§ Work required:
From the listing below, extract each line containing the string "Healthy".

---------- Task input ----------

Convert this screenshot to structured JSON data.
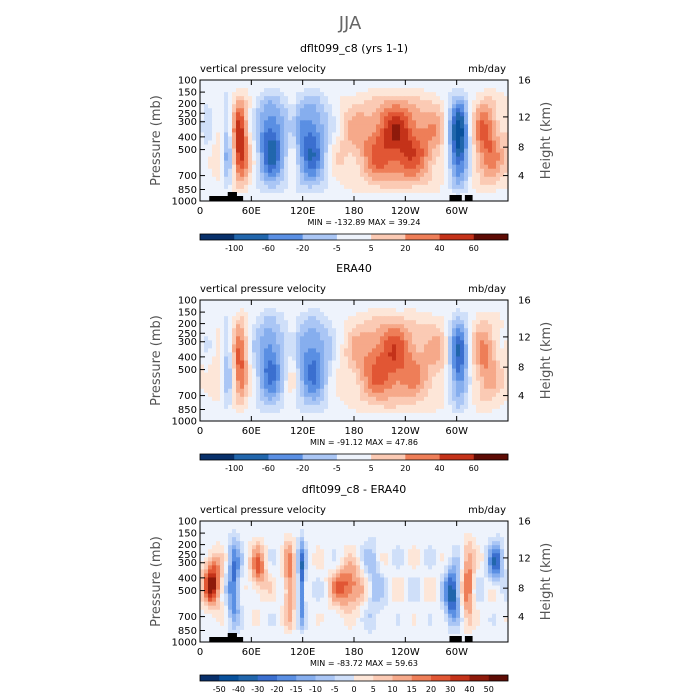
{
  "figure_title": "JJA",
  "colors": {
    "diverging": [
      "#08306b",
      "#08519c",
      "#2166ac",
      "#3b6fcf",
      "#5a8fe3",
      "#86aeee",
      "#aac6f5",
      "#cfdff9",
      "#eef3fc",
      "#fde6d8",
      "#fbcab4",
      "#f6a98a",
      "#ee7e58",
      "#e15634",
      "#c43219",
      "#8e1a0b",
      "#5e0c05"
    ]
  },
  "chart_data": [
    {
      "type": "heatmap",
      "title": "dflt099_c8 (yrs 1-1)",
      "variable": "vertical pressure velocity",
      "units": "mb/day",
      "xlabel": "",
      "ylabel": "Pressure (mb)",
      "ylabel_right": "Height (km)",
      "x_tick_labels": [
        "0",
        "60E",
        "120E",
        "180",
        "120W",
        "60W"
      ],
      "y_tick_labels": [
        "100",
        "150",
        "200",
        "250",
        "300",
        "400",
        "500",
        "700",
        "850",
        "1000"
      ],
      "y_right_tick_labels": [
        "16",
        "12",
        "8",
        "4"
      ],
      "stats": "MIN = -132.89   MAX =  39.24",
      "colorbar_labels": [
        "-100",
        "-60",
        "-20",
        "-5",
        "5",
        "20",
        "40",
        "60"
      ],
      "topography": true
    },
    {
      "type": "heatmap",
      "title": "ERA40",
      "variable": "vertical pressure velocity",
      "units": "mb/day",
      "xlabel": "",
      "ylabel": "Pressure (mb)",
      "ylabel_right": "Height (km)",
      "x_tick_labels": [
        "0",
        "60E",
        "120E",
        "180",
        "120W",
        "60W"
      ],
      "y_tick_labels": [
        "100",
        "150",
        "200",
        "250",
        "300",
        "400",
        "500",
        "700",
        "850",
        "1000"
      ],
      "y_right_tick_labels": [
        "16",
        "12",
        "8",
        "4"
      ],
      "stats": "MIN = -91.12   MAX =  47.86",
      "colorbar_labels": [
        "-100",
        "-60",
        "-20",
        "-5",
        "5",
        "20",
        "40",
        "60"
      ],
      "topography": false
    },
    {
      "type": "heatmap",
      "title": "dflt099_c8 - ERA40",
      "variable": "vertical pressure velocity",
      "units": "mb/day",
      "xlabel": "",
      "ylabel": "Pressure (mb)",
      "ylabel_right": "Height (km)",
      "x_tick_labels": [
        "0",
        "60E",
        "120E",
        "180",
        "120W",
        "60W"
      ],
      "y_tick_labels": [
        "100",
        "150",
        "200",
        "250",
        "300",
        "400",
        "500",
        "700",
        "850",
        "1000"
      ],
      "y_right_tick_labels": [
        "16",
        "12",
        "8",
        "4"
      ],
      "stats": "MIN = -83.72   MAX =  59.63",
      "colorbar_labels": [
        "-50",
        "-40",
        "-30",
        "-20",
        "-15",
        "-10",
        "-5",
        "0",
        "5",
        "10",
        "15",
        "20",
        "30",
        "40",
        "50"
      ],
      "topography": true
    }
  ]
}
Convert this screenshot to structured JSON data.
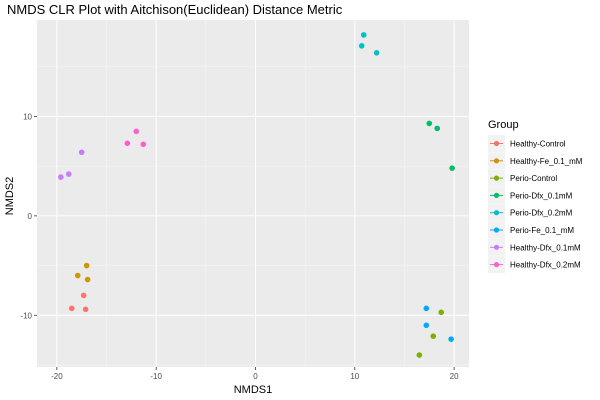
{
  "chart_data": {
    "type": "scatter",
    "title": "NMDS CLR Plot with Aitchison(Euclidean) Distance Metric",
    "xlabel": "NMDS1",
    "ylabel": "NMDS2",
    "xlim": [
      -22,
      21.5
    ],
    "ylim": [
      -15.2,
      19.7
    ],
    "xticks": [
      -20,
      -10,
      0,
      10,
      20
    ],
    "yticks": [
      -10,
      0,
      10
    ],
    "grid": true,
    "legend": {
      "title": "Group",
      "position": "right"
    },
    "series": [
      {
        "name": "Healthy-Control",
        "color": "#F8766D",
        "points": [
          [
            -18.5,
            -9.3
          ],
          [
            -17.3,
            -8.0
          ],
          [
            -17.1,
            -9.4
          ]
        ]
      },
      {
        "name": "Healthy-Fe_0.1_mM",
        "color": "#CD9600",
        "points": [
          [
            -17.0,
            -5.0
          ],
          [
            -17.9,
            -6.0
          ],
          [
            -16.9,
            -6.4
          ]
        ]
      },
      {
        "name": "Perio-Control",
        "color": "#7CAE00",
        "points": [
          [
            16.5,
            -14.0
          ],
          [
            17.9,
            -12.1
          ],
          [
            18.7,
            -9.7
          ]
        ]
      },
      {
        "name": "Perio-Dfx_0.1mM",
        "color": "#00BE67",
        "points": [
          [
            17.5,
            9.3
          ],
          [
            18.3,
            8.8
          ],
          [
            19.8,
            4.8
          ]
        ]
      },
      {
        "name": "Perio-Dfx_0.2mM",
        "color": "#00BFC4",
        "points": [
          [
            10.9,
            18.2
          ],
          [
            10.7,
            17.1
          ],
          [
            12.2,
            16.4
          ]
        ]
      },
      {
        "name": "Perio-Fe_0.1_mM",
        "color": "#00A9FF",
        "points": [
          [
            17.2,
            -9.3
          ],
          [
            17.2,
            -11.0
          ],
          [
            19.7,
            -12.4
          ]
        ]
      },
      {
        "name": "Healthy-Dfx_0.1mM",
        "color": "#C77CFF",
        "points": [
          [
            -17.5,
            6.4
          ],
          [
            -19.6,
            3.9
          ],
          [
            -18.8,
            4.2
          ]
        ]
      },
      {
        "name": "Healthy-Dfx_0.2mM",
        "color": "#FF61CC",
        "points": [
          [
            -12.0,
            8.5
          ],
          [
            -12.9,
            7.3
          ],
          [
            -11.3,
            7.2
          ]
        ]
      }
    ]
  }
}
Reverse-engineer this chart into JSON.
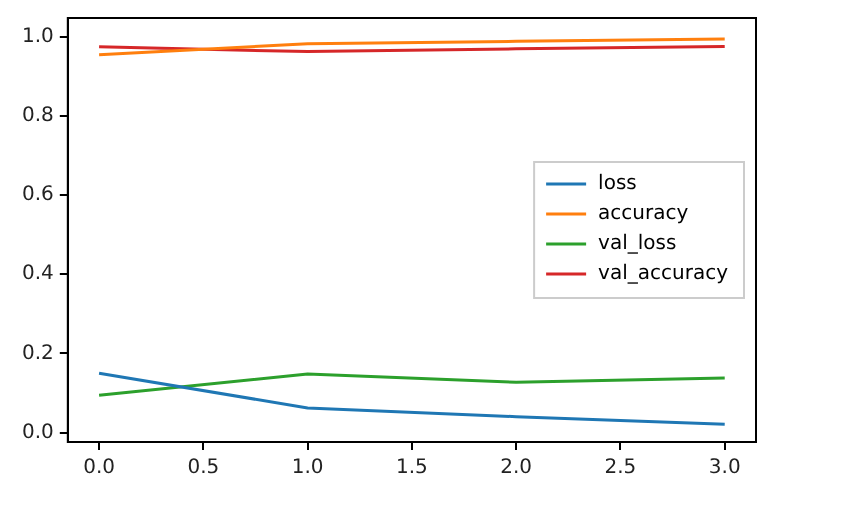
{
  "chart_data": {
    "type": "line",
    "x": [
      0,
      1,
      2,
      3
    ],
    "xlim": [
      -0.15,
      3.15
    ],
    "xticks": [
      {
        "value": 0,
        "label": "0.0"
      },
      {
        "value": 0.5,
        "label": "0.5"
      },
      {
        "value": 1,
        "label": "1.0"
      },
      {
        "value": 1.5,
        "label": "1.5"
      },
      {
        "value": 2,
        "label": "2.0"
      },
      {
        "value": 2.5,
        "label": "2.5"
      },
      {
        "value": 3,
        "label": "3.0"
      }
    ],
    "ylim": [
      -0.024,
      1.048
    ],
    "yticks": [
      {
        "value": 0,
        "label": "0.0"
      },
      {
        "value": 0.2,
        "label": "0.2"
      },
      {
        "value": 0.4,
        "label": "0.4"
      },
      {
        "value": 0.6,
        "label": "0.6"
      },
      {
        "value": 0.8,
        "label": "0.8"
      },
      {
        "value": 1,
        "label": "1.0"
      }
    ],
    "series": [
      {
        "name": "loss",
        "color": "#1f77b4",
        "values": [
          0.15,
          0.062,
          0.04,
          0.021
        ]
      },
      {
        "name": "accuracy",
        "color": "#ff7f0e",
        "values": [
          0.955,
          0.983,
          0.989,
          0.995
        ]
      },
      {
        "name": "val_loss",
        "color": "#2ca02c",
        "values": [
          0.094,
          0.148,
          0.127,
          0.138
        ]
      },
      {
        "name": "val_accuracy",
        "color": "#d62728",
        "values": [
          0.975,
          0.963,
          0.97,
          0.976
        ]
      }
    ],
    "legend": "center right",
    "grid": false
  }
}
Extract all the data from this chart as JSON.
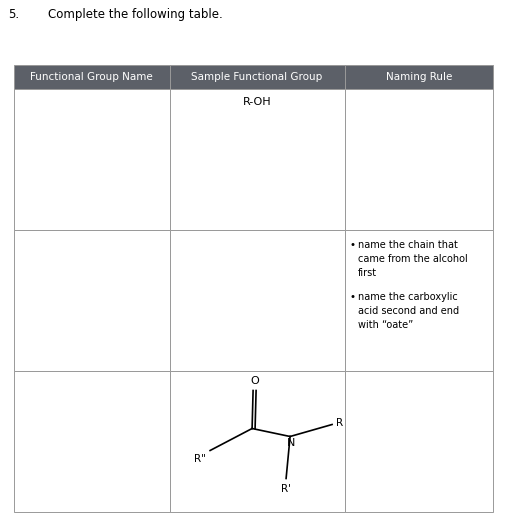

----------

§ The completed task:
        "name": "Healthy-Control",
        "name": "Healthy-Fe_0.1_mM",
        "name": "Healthy-Dfx_0.1mM",
        "name": "Healthy-Dfx_0.2mM",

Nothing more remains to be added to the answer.